Problem to work on: Print every entry word for word, but omit the pictures.
___ Data rows ___
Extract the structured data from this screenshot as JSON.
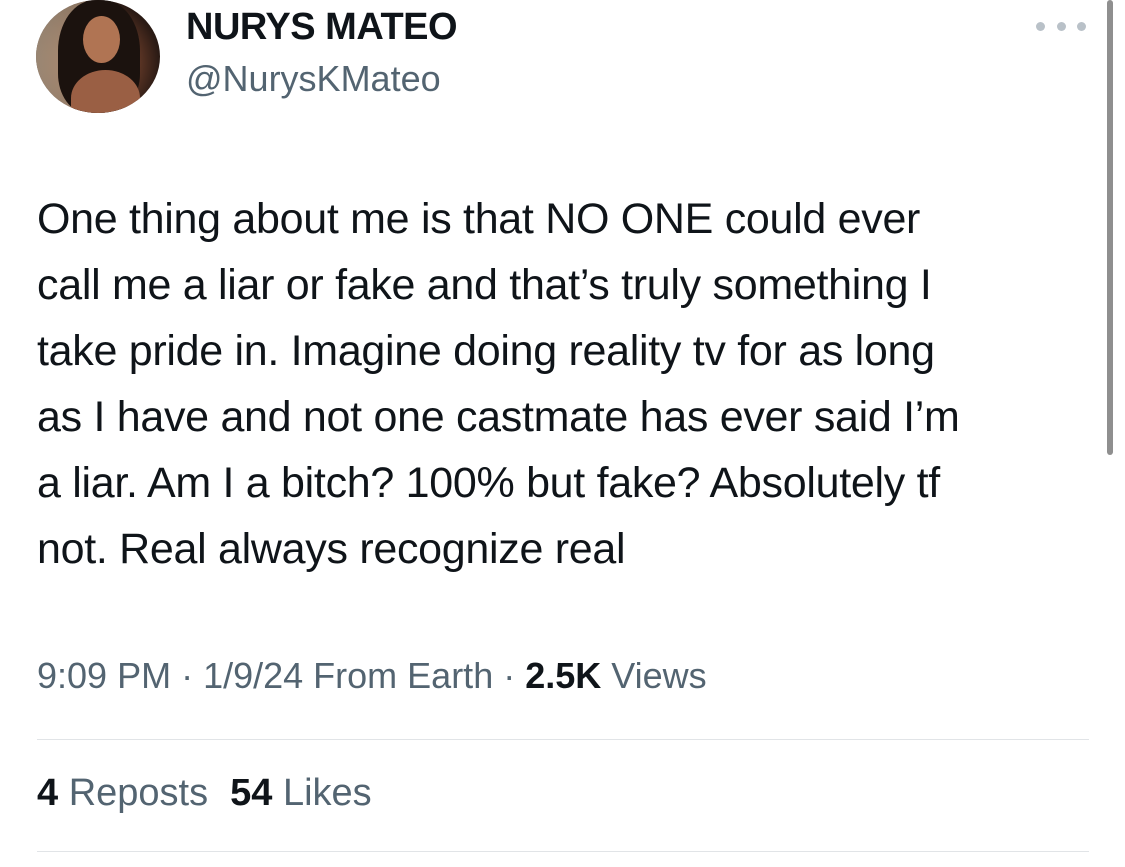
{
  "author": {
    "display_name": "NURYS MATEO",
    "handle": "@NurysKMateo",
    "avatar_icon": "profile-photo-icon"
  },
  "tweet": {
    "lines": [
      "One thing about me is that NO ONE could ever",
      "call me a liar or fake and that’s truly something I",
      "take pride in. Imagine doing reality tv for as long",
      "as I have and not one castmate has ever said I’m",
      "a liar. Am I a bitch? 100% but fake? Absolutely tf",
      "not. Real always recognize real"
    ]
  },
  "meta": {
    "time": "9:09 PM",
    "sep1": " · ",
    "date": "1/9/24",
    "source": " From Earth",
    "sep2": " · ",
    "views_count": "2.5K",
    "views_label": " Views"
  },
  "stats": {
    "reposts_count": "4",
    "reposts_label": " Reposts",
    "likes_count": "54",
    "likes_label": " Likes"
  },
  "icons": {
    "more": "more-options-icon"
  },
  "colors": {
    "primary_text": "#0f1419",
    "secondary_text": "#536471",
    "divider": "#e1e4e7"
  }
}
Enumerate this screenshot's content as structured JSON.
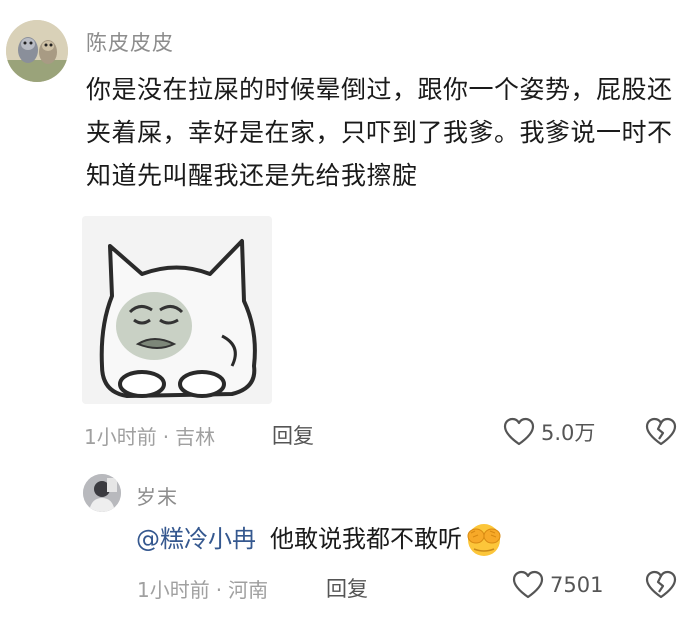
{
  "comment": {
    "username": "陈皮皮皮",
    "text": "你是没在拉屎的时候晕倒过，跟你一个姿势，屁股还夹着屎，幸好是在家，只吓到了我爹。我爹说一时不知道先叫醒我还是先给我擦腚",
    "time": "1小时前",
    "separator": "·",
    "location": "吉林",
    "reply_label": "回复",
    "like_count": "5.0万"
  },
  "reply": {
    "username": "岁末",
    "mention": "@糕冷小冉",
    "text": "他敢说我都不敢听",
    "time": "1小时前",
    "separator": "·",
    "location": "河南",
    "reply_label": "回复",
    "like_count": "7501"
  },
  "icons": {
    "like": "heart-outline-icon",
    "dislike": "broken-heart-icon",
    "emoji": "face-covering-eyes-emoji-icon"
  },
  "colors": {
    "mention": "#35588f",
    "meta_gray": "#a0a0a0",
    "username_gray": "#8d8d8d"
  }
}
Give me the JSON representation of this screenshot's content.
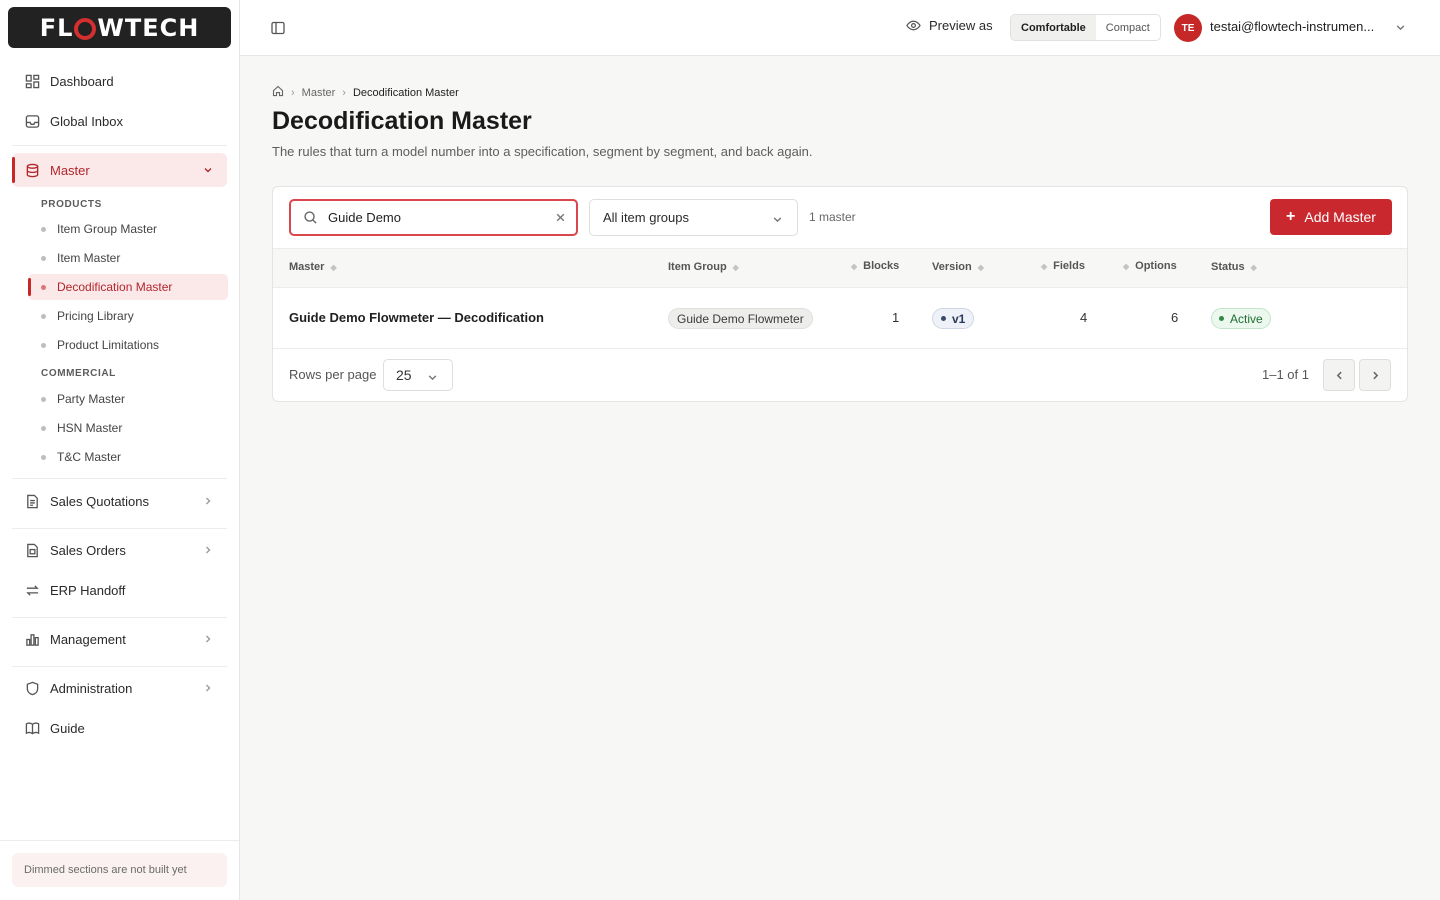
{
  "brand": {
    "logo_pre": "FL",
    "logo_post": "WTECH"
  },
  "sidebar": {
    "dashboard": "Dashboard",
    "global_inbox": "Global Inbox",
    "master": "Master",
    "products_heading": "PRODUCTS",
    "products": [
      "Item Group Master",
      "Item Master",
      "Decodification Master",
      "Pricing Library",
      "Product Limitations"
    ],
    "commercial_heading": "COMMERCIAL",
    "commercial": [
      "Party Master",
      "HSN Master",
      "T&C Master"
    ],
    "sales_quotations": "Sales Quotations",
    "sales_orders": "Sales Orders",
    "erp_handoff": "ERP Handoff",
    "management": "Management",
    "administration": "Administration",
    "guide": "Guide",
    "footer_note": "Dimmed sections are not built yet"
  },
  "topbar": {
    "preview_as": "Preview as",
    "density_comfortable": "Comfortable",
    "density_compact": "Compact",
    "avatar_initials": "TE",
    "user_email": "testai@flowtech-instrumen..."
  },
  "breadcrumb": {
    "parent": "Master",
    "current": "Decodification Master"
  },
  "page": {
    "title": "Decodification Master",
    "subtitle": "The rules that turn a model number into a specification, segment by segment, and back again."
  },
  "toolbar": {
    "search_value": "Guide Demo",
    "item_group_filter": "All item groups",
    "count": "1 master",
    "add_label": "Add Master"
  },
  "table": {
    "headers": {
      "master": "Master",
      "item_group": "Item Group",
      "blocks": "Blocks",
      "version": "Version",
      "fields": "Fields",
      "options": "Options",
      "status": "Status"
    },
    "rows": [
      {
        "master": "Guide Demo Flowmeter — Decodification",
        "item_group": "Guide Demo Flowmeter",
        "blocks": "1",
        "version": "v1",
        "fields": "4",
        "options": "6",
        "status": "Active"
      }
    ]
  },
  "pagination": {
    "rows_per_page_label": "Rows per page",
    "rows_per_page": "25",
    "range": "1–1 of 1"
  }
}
___
Task output:
Extract the structured data from this screenshot as JSON.
{
  "author": {
    "display_name": "NURYS MATEO",
    "handle": "@NurysKMateo",
    "avatar_icon": "profile-photo-icon"
  },
  "tweet": {
    "lines": [
      "One thing about me is that NO ONE could ever",
      "call me a liar or fake and that’s truly something I",
      "take pride in. Imagine doing reality tv for as long",
      "as I have and not one castmate has ever said I’m",
      "a liar. Am I a bitch? 100% but fake? Absolutely tf",
      "not. Real always recognize real"
    ]
  },
  "meta": {
    "time": "9:09 PM",
    "sep1": " · ",
    "date": "1/9/24",
    "source": " From Earth",
    "sep2": " · ",
    "views_count": "2.5K",
    "views_label": " Views"
  },
  "stats": {
    "reposts_count": "4",
    "reposts_label": " Reposts",
    "likes_count": "54",
    "likes_label": " Likes"
  },
  "icons": {
    "more": "more-options-icon"
  },
  "colors": {
    "primary_text": "#0f1419",
    "secondary_text": "#536471",
    "divider": "#e1e4e7"
  }
}
Enumerate this screenshot's content as structured JSON.
{
  "comment": {
    "username": "陈皮皮皮",
    "text": "你是没在拉屎的时候晕倒过，跟你一个姿势，屁股还夹着屎，幸好是在家，只吓到了我爹。我爹说一时不知道先叫醒我还是先给我擦腚",
    "time": "1小时前",
    "separator": "·",
    "location": "吉林",
    "reply_label": "回复",
    "like_count": "5.0万"
  },
  "reply": {
    "username": "岁末",
    "mention": "@糕冷小冉",
    "text": "他敢说我都不敢听",
    "time": "1小时前",
    "separator": "·",
    "location": "河南",
    "reply_label": "回复",
    "like_count": "7501"
  },
  "icons": {
    "like": "heart-outline-icon",
    "dislike": "broken-heart-icon",
    "emoji": "face-covering-eyes-emoji-icon"
  },
  "colors": {
    "mention": "#35588f",
    "meta_gray": "#a0a0a0",
    "username_gray": "#8d8d8d"
  }
}
Give me the JSON representation of this screenshot's content.
{
  "brand": {
    "logo_pre": "FL",
    "logo_post": "WTECH"
  },
  "sidebar": {
    "dashboard": "Dashboard",
    "global_inbox": "Global Inbox",
    "master": "Master",
    "products_heading": "PRODUCTS",
    "products": [
      "Item Group Master",
      "Item Master",
      "Decodification Master",
      "Pricing Library",
      "Product Limitations"
    ],
    "commercial_heading": "COMMERCIAL",
    "commercial": [
      "Party Master",
      "HSN Master",
      "T&C Master"
    ],
    "sales_quotations": "Sales Quotations",
    "sales_orders": "Sales Orders",
    "erp_handoff": "ERP Handoff",
    "management": "Management",
    "administration": "Administration",
    "guide": "Guide",
    "footer_note": "Dimmed sections are not built yet"
  },
  "topbar": {
    "preview_as": "Preview as",
    "density_comfortable": "Comfortable",
    "density_compact": "Compact",
    "avatar_initials": "TE",
    "user_email": "testai@flowtech-instrumen..."
  },
  "breadcrumb": {
    "parent": "Master",
    "current": "Decodification Master"
  },
  "page": {
    "title": "Decodification Master",
    "subtitle": "The rules that turn a model number into a specification, segment by segment, and back again."
  },
  "toolbar": {
    "search_value": "Guide Demo",
    "item_group_filter": "All item groups",
    "count": "1 master",
    "add_label": "Add Master"
  },
  "table": {
    "headers": {
      "master": "Master",
      "item_group": "Item Group",
      "blocks": "Blocks",
      "version": "Version",
      "fields": "Fields",
      "options": "Options",
      "status": "Status"
    },
    "rows": [
      {
        "master": "Guide Demo Flowmeter — Decodification",
        "item_group": "Guide Demo Flowmeter",
        "blocks": "1",
        "version": "v1",
        "fields": "4",
        "options": "6",
        "status": "Active"
      }
    ]
  },
  "pagination": {
    "rows_per_page_label": "Rows per page",
    "rows_per_page": "25",
    "range": "1–1 of 1"
  }
}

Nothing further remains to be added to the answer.